----- Exercise material

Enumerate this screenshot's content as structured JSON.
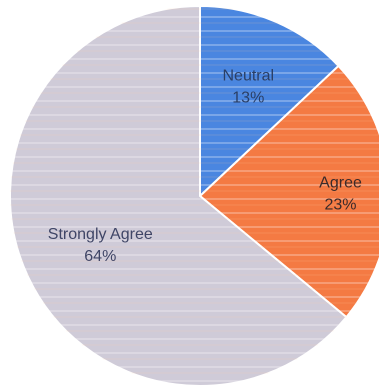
{
  "chart_data": {
    "type": "pie",
    "categories": [
      "Neutral",
      "Agree",
      "Strongly Agree"
    ],
    "values": [
      13,
      23,
      64
    ],
    "value_labels": [
      "13%",
      "23%",
      "64%"
    ],
    "colors": {
      "Neutral": "#4a86e0",
      "Agree": "#f47a43",
      "Strongly Agree": "#cfcbd8"
    },
    "label_colors": {
      "Neutral": "#2a3f66",
      "Agree": "#3a2a2a",
      "Strongly Agree": "#3f4566"
    },
    "start_angle_deg": 0,
    "direction": "clockwise",
    "legend": "none",
    "title": ""
  }
}
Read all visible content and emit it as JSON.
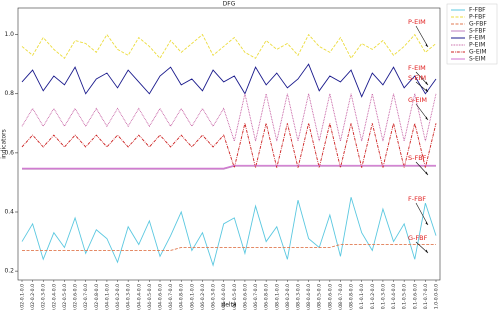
{
  "chart_data": {
    "type": "line",
    "title": "DFG",
    "x_label": "delta",
    "y_label": "indicators",
    "ylim": [
      0.17,
      1.09
    ],
    "yticks": [
      0.2,
      0.4,
      0.6,
      0.8,
      {
        "value": 1,
        "label": "1.0"
      }
    ],
    "legend": "upper right",
    "grid": false,
    "categories": [
      "0.02-0.1-0.0",
      "0.02-0.2-0.0",
      "0.02-0.3-0.0",
      "0.02-0.4-0.0",
      "0.02-0.5-0.0",
      "0.02-0.6-0.0",
      "0.02-0.7-0.0",
      "0.02-0.8-0.0",
      "0.04-0.1-0.0",
      "0.04-0.2-0.0",
      "0.04-0.3-0.0",
      "0.04-0.4-0.0",
      "0.04-0.5-0.0",
      "0.04-0.6-0.0",
      "0.04-0.7-0.0",
      "0.04-0.8-0.0",
      "0.06-0.1-0.0",
      "0.06-0.2-0.0",
      "0.06-0.3-0.0",
      "0.06-0.4-0.0",
      "0.06-0.5-0.0",
      "0.06-0.6-0.0",
      "0.06-0.7-0.0",
      "0.06-0.8-0.0",
      "0.08-0.1-0.0",
      "0.08-0.2-0.0",
      "0.08-0.3-0.0",
      "0.08-0.4-0.0",
      "0.08-0.5-0.0",
      "0.08-0.6-0.0",
      "0.08-0.7-0.0",
      "0.08-0.8-0.0",
      "0.1-0.1-0.0",
      "0.1-0.2-0.0",
      "0.1-0.3-0.0",
      "0.1-0.4-0.0",
      "0.1-0.5-0.0",
      "0.1-0.6-0.0",
      "0.1-0.7-0.0",
      "1.0-0.0-0.0"
    ],
    "series": [
      {
        "name": "F-FBF",
        "color": "#5bc8e0",
        "dash": "solid",
        "values": [
          0.3,
          0.36,
          0.24,
          0.33,
          0.28,
          0.38,
          0.26,
          0.34,
          0.31,
          0.23,
          0.35,
          0.29,
          0.37,
          0.25,
          0.32,
          0.4,
          0.27,
          0.33,
          0.22,
          0.36,
          0.38,
          0.26,
          0.42,
          0.3,
          0.35,
          0.24,
          0.44,
          0.31,
          0.28,
          0.39,
          0.25,
          0.45,
          0.33,
          0.27,
          0.41,
          0.3,
          0.36,
          0.24,
          0.43,
          0.32
        ]
      },
      {
        "name": "P-FBF",
        "color": "#ecdc3c",
        "dash": "dashed",
        "values": [
          0.96,
          0.93,
          0.99,
          0.95,
          0.92,
          0.98,
          0.97,
          0.94,
          1.0,
          0.95,
          0.93,
          0.99,
          0.96,
          0.92,
          0.98,
          0.94,
          0.97,
          1.0,
          0.93,
          0.96,
          0.99,
          0.94,
          0.92,
          0.98,
          0.95,
          0.97,
          0.93,
          1.0,
          0.96,
          0.94,
          0.99,
          0.92,
          0.97,
          0.95,
          0.98,
          0.93,
          0.96,
          1.0,
          0.94,
          0.97
        ]
      },
      {
        "name": "G-FBF",
        "color": "#e07a50",
        "dash": "dashed",
        "values": [
          0.27,
          0.27,
          0.27,
          0.27,
          0.27,
          0.27,
          0.27,
          0.27,
          0.27,
          0.27,
          0.27,
          0.27,
          0.27,
          0.27,
          0.27,
          0.28,
          0.28,
          0.28,
          0.28,
          0.28,
          0.28,
          0.28,
          0.28,
          0.28,
          0.28,
          0.28,
          0.28,
          0.28,
          0.28,
          0.28,
          0.29,
          0.29,
          0.29,
          0.29,
          0.29,
          0.29,
          0.29,
          0.29,
          0.29,
          0.29
        ]
      },
      {
        "name": "S-FBF",
        "color": "#c080c0",
        "dash": "solid",
        "values": [
          0.545,
          0.545,
          0.545,
          0.545,
          0.545,
          0.545,
          0.545,
          0.545,
          0.545,
          0.545,
          0.545,
          0.545,
          0.545,
          0.545,
          0.545,
          0.545,
          0.545,
          0.545,
          0.545,
          0.545,
          0.555,
          0.555,
          0.555,
          0.555,
          0.555,
          0.555,
          0.555,
          0.555,
          0.555,
          0.555,
          0.555,
          0.555,
          0.555,
          0.555,
          0.555,
          0.555,
          0.555,
          0.555,
          0.555,
          0.555
        ]
      },
      {
        "name": "F-EIM",
        "color": "#1a1a8c",
        "dash": "solid",
        "values": [
          0.84,
          0.88,
          0.81,
          0.86,
          0.83,
          0.89,
          0.8,
          0.85,
          0.87,
          0.82,
          0.88,
          0.84,
          0.8,
          0.86,
          0.89,
          0.83,
          0.85,
          0.81,
          0.88,
          0.84,
          0.86,
          0.8,
          0.89,
          0.83,
          0.87,
          0.82,
          0.85,
          0.9,
          0.81,
          0.86,
          0.84,
          0.88,
          0.79,
          0.87,
          0.83,
          0.89,
          0.82,
          0.86,
          0.8,
          0.85
        ]
      },
      {
        "name": "P-EIM",
        "color": "#c0509a",
        "dash": "dotted",
        "values": [
          0.69,
          0.75,
          0.69,
          0.75,
          0.69,
          0.75,
          0.69,
          0.75,
          0.69,
          0.75,
          0.69,
          0.75,
          0.69,
          0.75,
          0.69,
          0.75,
          0.69,
          0.75,
          0.69,
          0.75,
          0.64,
          0.8,
          0.64,
          0.8,
          0.64,
          0.8,
          0.64,
          0.8,
          0.64,
          0.8,
          0.64,
          0.8,
          0.64,
          0.8,
          0.64,
          0.8,
          0.64,
          0.8,
          0.64,
          0.8
        ]
      },
      {
        "name": "G-EIM",
        "color": "#cc2020",
        "dash": "dashdot",
        "values": [
          0.62,
          0.66,
          0.62,
          0.66,
          0.62,
          0.66,
          0.62,
          0.66,
          0.62,
          0.66,
          0.62,
          0.66,
          0.62,
          0.66,
          0.62,
          0.66,
          0.62,
          0.66,
          0.62,
          0.66,
          0.55,
          0.7,
          0.55,
          0.7,
          0.55,
          0.7,
          0.55,
          0.7,
          0.55,
          0.7,
          0.55,
          0.7,
          0.55,
          0.7,
          0.55,
          0.7,
          0.55,
          0.7,
          0.55,
          0.7
        ]
      },
      {
        "name": "S-EIM",
        "color": "#d070d0",
        "dash": "solid",
        "values": [
          0.548,
          0.548,
          0.548,
          0.548,
          0.548,
          0.548,
          0.548,
          0.548,
          0.548,
          0.548,
          0.548,
          0.548,
          0.548,
          0.548,
          0.548,
          0.548,
          0.548,
          0.548,
          0.548,
          0.548,
          0.558,
          0.558,
          0.558,
          0.558,
          0.558,
          0.558,
          0.558,
          0.558,
          0.558,
          0.558,
          0.558,
          0.558,
          0.558,
          0.558,
          0.558,
          0.558,
          0.558,
          0.558,
          0.558,
          0.558
        ]
      }
    ],
    "annotations": [
      "P-EIM",
      "F-EIM",
      "S-EIM",
      "G-EIM",
      "S-FBF",
      "F-FBF",
      "G-FBF"
    ]
  }
}
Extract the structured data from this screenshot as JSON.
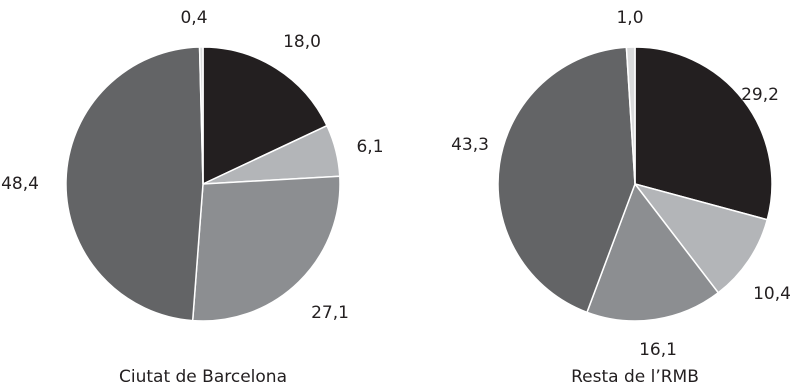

----------

From the listing above, pick out every line containing "structured".

→ **Exercise answer**
Enumerate this screenshot's content as structured JSON.
Extract the structured data from this screenshot as JSON.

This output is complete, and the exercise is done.